#### Short task
Write out the data below in full, unchanged, minus the images.
◆ ◆ ◆ ◆ ◆
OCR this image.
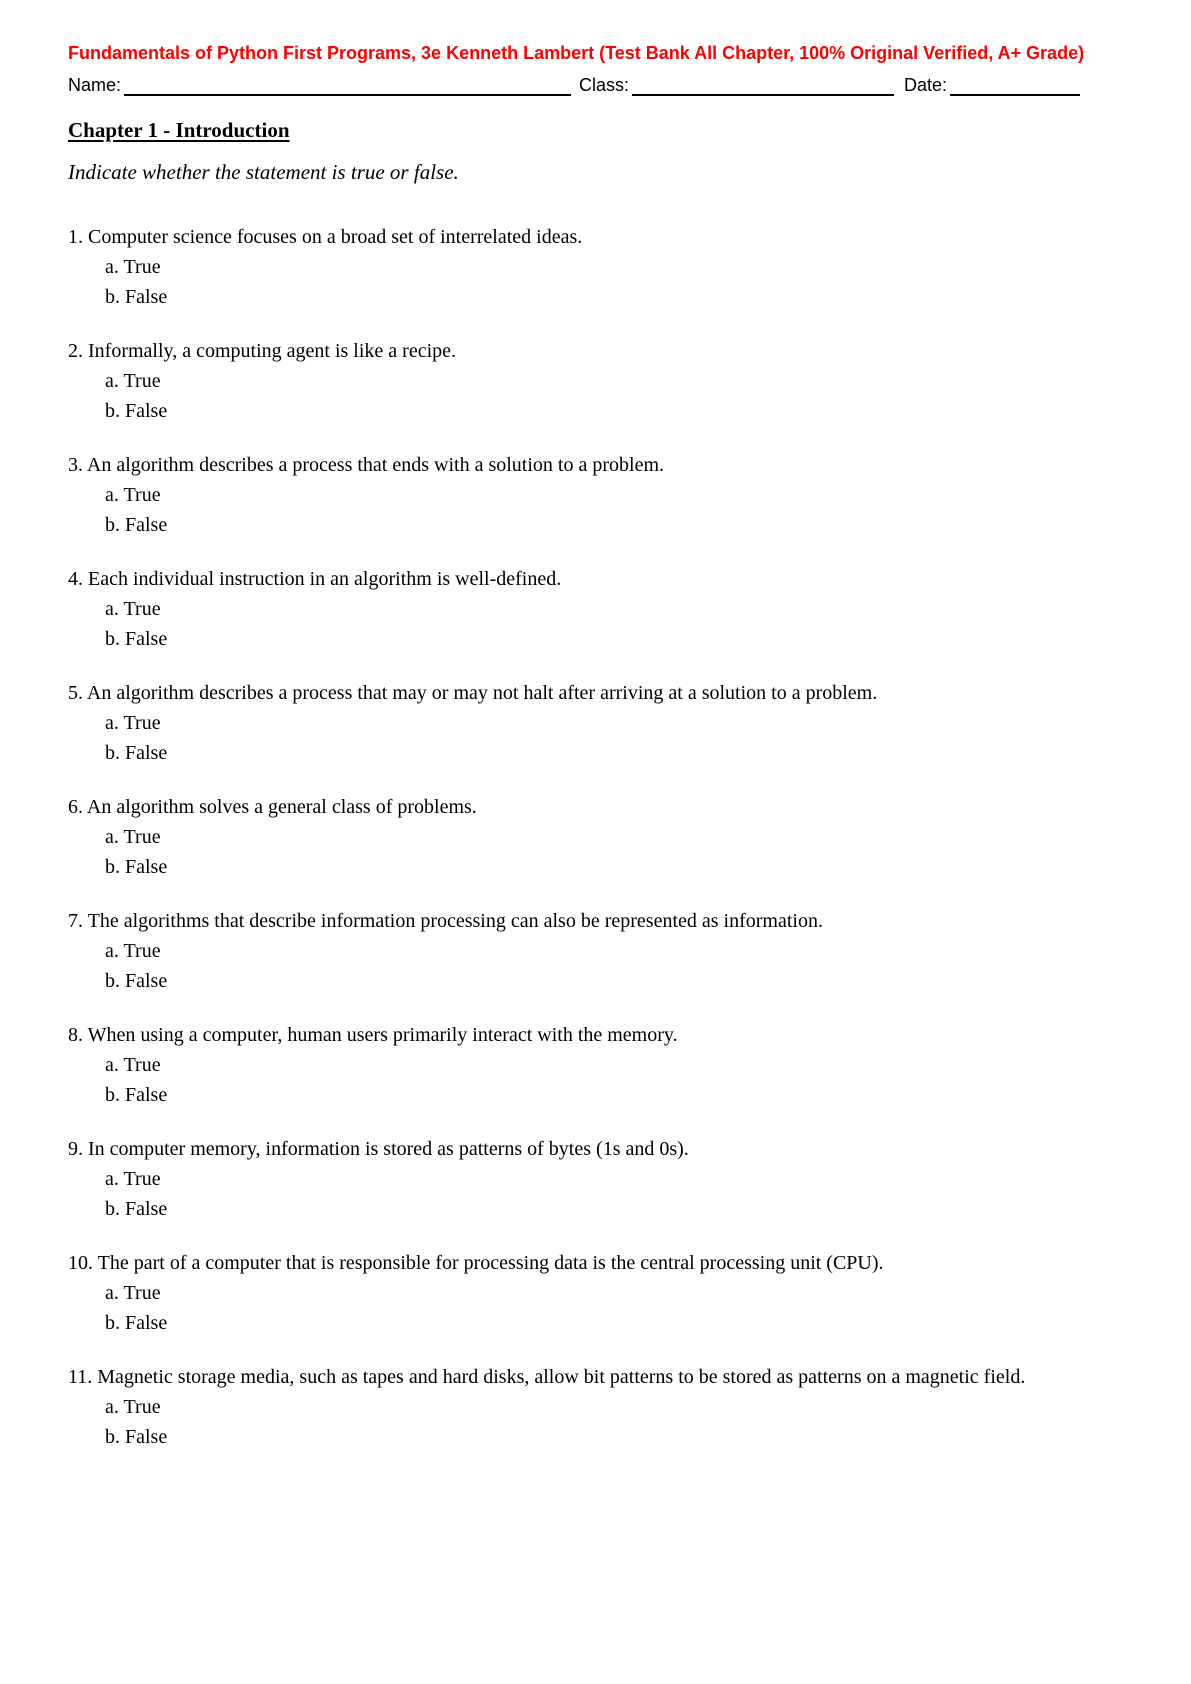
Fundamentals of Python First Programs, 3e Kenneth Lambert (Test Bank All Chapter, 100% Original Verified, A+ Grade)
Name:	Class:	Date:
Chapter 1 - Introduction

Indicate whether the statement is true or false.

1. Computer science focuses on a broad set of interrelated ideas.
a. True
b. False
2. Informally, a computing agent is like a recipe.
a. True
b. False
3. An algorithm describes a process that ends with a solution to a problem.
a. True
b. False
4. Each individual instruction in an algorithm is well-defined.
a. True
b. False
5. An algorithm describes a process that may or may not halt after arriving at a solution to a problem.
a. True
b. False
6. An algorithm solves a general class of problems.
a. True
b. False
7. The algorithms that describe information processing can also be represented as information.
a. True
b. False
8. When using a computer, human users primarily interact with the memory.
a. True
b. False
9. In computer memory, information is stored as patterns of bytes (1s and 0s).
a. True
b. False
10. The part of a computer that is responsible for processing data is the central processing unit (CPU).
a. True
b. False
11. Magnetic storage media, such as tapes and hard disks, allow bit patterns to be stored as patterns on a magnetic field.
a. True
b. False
◆ ◆ ◆ ◆ ◆
#### Solution below
OCR this image.
Fundamentals of Python First Programs, 3e Kenneth Lambert (Test Bank All Chapter, 100% Original Verified, A+ Grade)
Name:	Class:	Date:
Chapter 1 - Introduction

Indicate whether the statement is true or false.

1. Computer science focuses on a broad set of interrelated ideas.
a. True
b. False
2. Informally, a computing agent is like a recipe.
a. True
b. False
3. An algorithm describes a process that ends with a solution to a problem.
a. True
b. False
4. Each individual instruction in an algorithm is well-defined.
a. True
b. False
5. An algorithm describes a process that may or may not halt after arriving at a solution to a problem.
a. True
b. False
6. An algorithm solves a general class of problems.
a. True
b. False
7. The algorithms that describe information processing can also be represented as information.
a. True
b. False
8. When using a computer, human users primarily interact with the memory.
a. True
b. False
9. In computer memory, information is stored as patterns of bytes (1s and 0s).
a. True
b. False
10. The part of a computer that is responsible for processing data is the central processing unit (CPU).
a. True
b. False
11. Magnetic storage media, such as tapes and hard disks, allow bit patterns to be stored as patterns on a magnetic field.
a. True
b. False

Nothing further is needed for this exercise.